■ **Text provided**
--

Introduction

When we write scientific code, we often deal with large amounts of data and numerous data processing steps. Not rarely will we face out-of-memory errors, when the data gets too large for our RAM. Here are 5 tips on what to keep in mind when running into such problems.

Tip 1: Understanding and Profiling

Before actually working on memory issues, we need to understand them fully. Technically, there are tools called profilers that help us with this which I will get into as well. But you can do some very simple things first do understand whether and how your memory is exploding.

print statements

As a first simple step, add some print statements. This has two benefits: for one, you can see until which point your code actually runs. This already helps tremendously in figuring out what part of the code is making problems. The second benefit is that we can print out the variable sizes, giving us more details on what is currently happening in our memory. Note: Your coding environment (RStudio, DataSpell, …) will also give you options to execute code on a line-by-line basis, and can show you what’s currently stored in memory! Also make use of that. For me, however, I often need to get back to these raw tools, because a coding environment itself requires a lot of memory. So when I am dealing with memory issues, I usually exit the coding environment and run the code from the command line.

corine_data = rxr.open_rasterio('other_inputs/corine_data_full_mapped_classes.tif', chunks={'x': 1000, 'y': 1000})
pucher_data = rxr.open_rasterio('/home/konni/Documents/phd/data/forest_age_pucher/agecl_1_perc.tif')
print(f"Memory usage of corine_data (approx): {corine_data.nbytes / (1024 ** 2):.2f} MB")

target_classes = [311, 312, 313]

print('create mask')
corine_mask = xr.where(corine_data.isin(target_classes), 1, 0).astype(np.int16)
print(f"Memory usage of corine_mask (approx): {corine_mask.nbytes / (1024 ** 2):.2f} MB")

print('reproject to get CORINE sums in Pucher resolution')
class_count = corine_mask.rio.reproject_match(match_data_array=pucher_data, resampling=Resampling.sum)
print(f"Memory usage of class_count (approx): {class_count.nbytes / (1024 ** 2):.2f} MB")

print('convert to float')
class_count = class_count.astype(float)
print(f"Memory usage of class_count after conversion to float (approx): {class_count.nbytes / (1024 ** 2):.2f} MB")
print('divide')

This code was initially giving me OOM-errors (out of memory). As a first step, I simply added some print statements which helped me find the culprits.

htop and similar tools to understand memory consumption

Monitoring resource usage with `htop`

htop is a command line tool that shows you the usage of your computer resources. It can show you your memory consumption per program, and also whether the memory is swapping (see the Swp line in the image above: 6GB of my swap was in use). This is the computer’s last resort and means that the memory is copied to disk. This keeps the computations alive but makes them extremely slow (often they then will never finish).

So, htop (or alternatives) will help you understand what is happening, for instance, how fast the memory is blowing up. Together with the print statements, you can understand where your memory consumption is still in the boundary and when it gets too big. Furthermore, it shows you which other programs are currently taking up memory. As I mentioned previously, for computation-heavy code, I often close all other programs like web-browser, developer environment, and so on.

Actual profilers

There are actually professional tools to do the profiling (= resource analysis) for you, and there are numerous options for each profiling language. Here, I want to show you mprof which works with Python. Installation and usage is super easy:

pip install memory-profiler
mprof run myscript.py
mprof plot

That’s it! This will sample memory usage every 0.1 seconds and give you a plot on the memory performance like the one below. Together with some print statements will help you tremendously in understanding where the memory blows up.

--

■ **Dataset rows**
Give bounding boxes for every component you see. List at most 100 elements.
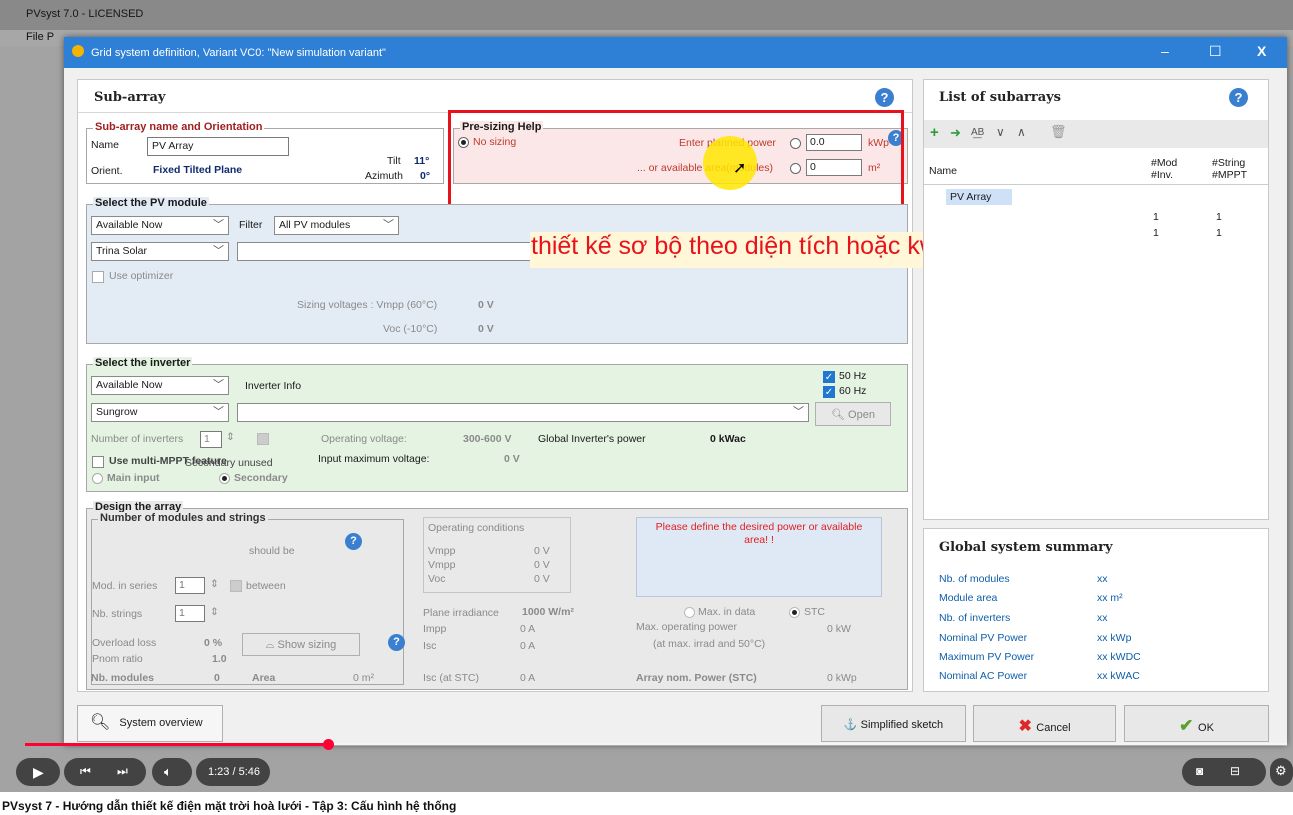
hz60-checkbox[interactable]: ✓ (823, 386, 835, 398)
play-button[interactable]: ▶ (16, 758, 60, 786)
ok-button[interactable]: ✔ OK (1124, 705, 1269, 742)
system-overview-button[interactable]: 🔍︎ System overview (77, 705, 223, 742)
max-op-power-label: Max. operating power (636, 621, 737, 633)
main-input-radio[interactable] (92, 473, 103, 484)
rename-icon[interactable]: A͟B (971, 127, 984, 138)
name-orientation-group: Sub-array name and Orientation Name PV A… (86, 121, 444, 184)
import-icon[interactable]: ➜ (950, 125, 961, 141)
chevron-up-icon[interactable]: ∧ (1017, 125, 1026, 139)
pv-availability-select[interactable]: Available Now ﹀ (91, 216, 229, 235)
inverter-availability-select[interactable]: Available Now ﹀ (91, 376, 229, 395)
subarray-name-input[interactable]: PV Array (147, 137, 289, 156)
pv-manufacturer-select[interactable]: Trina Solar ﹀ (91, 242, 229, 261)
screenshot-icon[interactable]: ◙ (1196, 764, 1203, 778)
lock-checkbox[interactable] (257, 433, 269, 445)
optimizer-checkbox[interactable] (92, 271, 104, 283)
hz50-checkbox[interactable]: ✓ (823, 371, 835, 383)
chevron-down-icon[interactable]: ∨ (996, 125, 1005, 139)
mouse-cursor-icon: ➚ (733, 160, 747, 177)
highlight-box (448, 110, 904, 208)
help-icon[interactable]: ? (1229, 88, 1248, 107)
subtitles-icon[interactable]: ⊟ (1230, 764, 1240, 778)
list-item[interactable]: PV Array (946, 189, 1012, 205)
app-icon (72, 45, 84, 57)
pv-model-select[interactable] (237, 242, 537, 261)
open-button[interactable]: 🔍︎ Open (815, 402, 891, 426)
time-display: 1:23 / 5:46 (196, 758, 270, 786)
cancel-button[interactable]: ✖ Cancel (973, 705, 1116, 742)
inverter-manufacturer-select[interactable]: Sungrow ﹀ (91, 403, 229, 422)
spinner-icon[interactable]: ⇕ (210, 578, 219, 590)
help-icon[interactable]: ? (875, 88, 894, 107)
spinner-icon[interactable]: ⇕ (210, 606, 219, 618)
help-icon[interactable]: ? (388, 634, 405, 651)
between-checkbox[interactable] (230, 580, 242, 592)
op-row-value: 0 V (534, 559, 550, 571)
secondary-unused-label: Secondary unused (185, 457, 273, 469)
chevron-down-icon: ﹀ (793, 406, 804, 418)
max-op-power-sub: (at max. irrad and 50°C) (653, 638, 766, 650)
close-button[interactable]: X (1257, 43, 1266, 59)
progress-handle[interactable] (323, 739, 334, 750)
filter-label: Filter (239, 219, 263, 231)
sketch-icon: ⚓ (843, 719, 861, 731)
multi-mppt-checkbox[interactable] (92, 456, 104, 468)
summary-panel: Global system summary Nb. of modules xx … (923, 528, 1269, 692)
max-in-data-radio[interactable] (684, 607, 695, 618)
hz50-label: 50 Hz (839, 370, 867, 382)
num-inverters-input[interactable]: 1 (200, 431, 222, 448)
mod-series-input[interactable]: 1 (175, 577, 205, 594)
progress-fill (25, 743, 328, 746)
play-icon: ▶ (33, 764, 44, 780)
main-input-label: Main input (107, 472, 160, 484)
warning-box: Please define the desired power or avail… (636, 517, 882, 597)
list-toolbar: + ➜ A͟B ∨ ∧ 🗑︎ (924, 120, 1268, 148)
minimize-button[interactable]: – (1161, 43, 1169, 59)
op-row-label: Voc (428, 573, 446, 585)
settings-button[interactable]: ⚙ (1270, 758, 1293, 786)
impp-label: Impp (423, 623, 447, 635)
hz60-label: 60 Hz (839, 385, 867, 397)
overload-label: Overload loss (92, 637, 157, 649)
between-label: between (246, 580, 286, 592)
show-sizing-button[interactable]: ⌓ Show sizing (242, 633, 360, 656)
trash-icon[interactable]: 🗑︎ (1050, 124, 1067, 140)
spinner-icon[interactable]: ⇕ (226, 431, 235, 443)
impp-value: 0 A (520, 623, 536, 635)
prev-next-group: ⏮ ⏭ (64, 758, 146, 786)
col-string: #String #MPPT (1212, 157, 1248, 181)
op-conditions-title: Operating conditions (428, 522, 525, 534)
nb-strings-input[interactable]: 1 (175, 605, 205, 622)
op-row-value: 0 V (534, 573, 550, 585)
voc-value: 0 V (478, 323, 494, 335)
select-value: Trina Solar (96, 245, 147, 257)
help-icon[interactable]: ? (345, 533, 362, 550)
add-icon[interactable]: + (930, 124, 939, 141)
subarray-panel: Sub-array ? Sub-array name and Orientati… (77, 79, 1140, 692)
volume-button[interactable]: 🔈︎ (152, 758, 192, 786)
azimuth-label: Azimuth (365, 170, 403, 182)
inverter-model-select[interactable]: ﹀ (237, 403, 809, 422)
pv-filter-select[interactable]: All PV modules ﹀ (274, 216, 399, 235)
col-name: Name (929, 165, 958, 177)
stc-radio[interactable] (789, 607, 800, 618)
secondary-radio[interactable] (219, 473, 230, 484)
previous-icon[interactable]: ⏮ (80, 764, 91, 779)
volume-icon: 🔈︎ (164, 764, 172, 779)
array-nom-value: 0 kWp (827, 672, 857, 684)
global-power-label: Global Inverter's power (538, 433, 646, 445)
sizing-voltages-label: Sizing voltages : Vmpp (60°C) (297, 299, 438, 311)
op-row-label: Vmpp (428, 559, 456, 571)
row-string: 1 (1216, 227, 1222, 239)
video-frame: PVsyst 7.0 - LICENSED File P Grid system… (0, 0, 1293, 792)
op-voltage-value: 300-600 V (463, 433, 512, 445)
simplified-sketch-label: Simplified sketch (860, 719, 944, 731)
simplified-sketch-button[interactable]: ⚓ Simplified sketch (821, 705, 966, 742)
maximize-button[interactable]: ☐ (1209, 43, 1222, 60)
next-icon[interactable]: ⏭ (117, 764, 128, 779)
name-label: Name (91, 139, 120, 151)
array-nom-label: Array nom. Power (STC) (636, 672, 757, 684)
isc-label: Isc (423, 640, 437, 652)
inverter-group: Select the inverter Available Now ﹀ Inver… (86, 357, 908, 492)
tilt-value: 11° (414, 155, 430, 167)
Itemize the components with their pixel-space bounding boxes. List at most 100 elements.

--

■ **Prompt**
Continue the guide on avoiding out-of-memory errors in scientific code from its final sentence.

■ **Answer for the task**
Profilers like `mprof` give you full insights on resource usage of your script.

Tip 2: Reduce the amount of variables stored in memory

A first simple way to reduce memory consumption is reducing the amount of stuff we’re keeping in memory. Scientific code often looks like this:

dataset = read_data(filename)
dataset_converted = convert(dataset)
dataset_interpolated = interpolate(dataset_converted)
...

After the first three lines, do we really need to get back to the original dataset at any point? Probably not. But your software does not know that, so these variables stay in memory. In this case, you can simply override the original variables like so:

dataset = read_data(filename)
dataset = convert(dataset)
dataset = interpolate(dataset)
...

This allows the programming language’s garbage collection processes to free up memory. Basically, they look for stuff in memory that surely cannot be used anymore in the code and free up this memory. In the updated example, the intermediate results do not need to be kept in memory and can be garbace collected.

Tip 3: chunking

Often, your operations do not require knowledge about all data at all times. Check out the following code:

import rioxarray as rxr

data = rxr.open_rasterio('myfile.tif')
data = data * 2

The operation at one entry of the dataset needs no information from the rest of the dataset, right? So what we can do here is apply the operation on chunks instead of on the whole dataset at once. For that we can simply load the file in chunks like so:

import rioxarray as rxr

data = rxr.open_rasterio('myfile.tif', chunks={'x': 1000, 'y': 1000})
data = data * 2

I profiled these two code snippets using a roughly 5GB large random tif file, and the differences are tremendous! Without chunking, the script took 7 seconds and needed 13 GB of RAM. Adding chunking reduced the runtime to 1 second, and the memory usage to 200MB! The following image is the output of the mprof profiler. You can barely see the chunked run, it’s the blue line in the bottom left!

Using chunking can tremendously reduce resource consumption of scripts.

Other libraries have their own chunking options. So the tip here is to simply check whether there are options for chunking in the library that you’re using!

Tip 4: Data types

An absolutely critical and extremely powerful aspect of memory efficiency is the way that the data is actually stored in memory. To understand this better, we need to dive a bit deeper into how that actually happens in the first place.

Introduction to data types

Depending on the programming language you use, you might be more or less familiar with data types. In Java or C++, for instance, you always need to make explicit which data type a certain variable has:

double floatingPointNumber = 1.333;
int integerNumber = 5;
boolean trueOrFalse = true;
String text = "hello"

In those languages, you cannot assign anything to a variable that doesn’t adhere to the type:

text = 5.9;

This will immediately cause an error because text is String but 5.9 is a double (floating point number with “double” precision). For some other situations, however, this works because the language immediately knows what’s supposed to happen:

floatingPointNumber = integerNumber; // automatically converts 5 to 5.0
integerNumber = floatingPointNumber; // does not work and creates a compiler error

But in many other languages, especially R and Python, this might not be obvious. In Python, for instance, you can happily assign anything to any variable:

floatingPointNumber = 40.0
floatingPointNumber = 'hello'
floatingPointNumber = True

Those languages will always doing their best in trying to understand what you’re trying to do, and you never really have to think about data types. But internally, every variable still has a data type and this is what we can look into when we have memory issues.

Leveraging data types

So, even though you might not see it, all data is stored with some data type. And here is where a huge option for optimization lies. Let’s see first what these data types are.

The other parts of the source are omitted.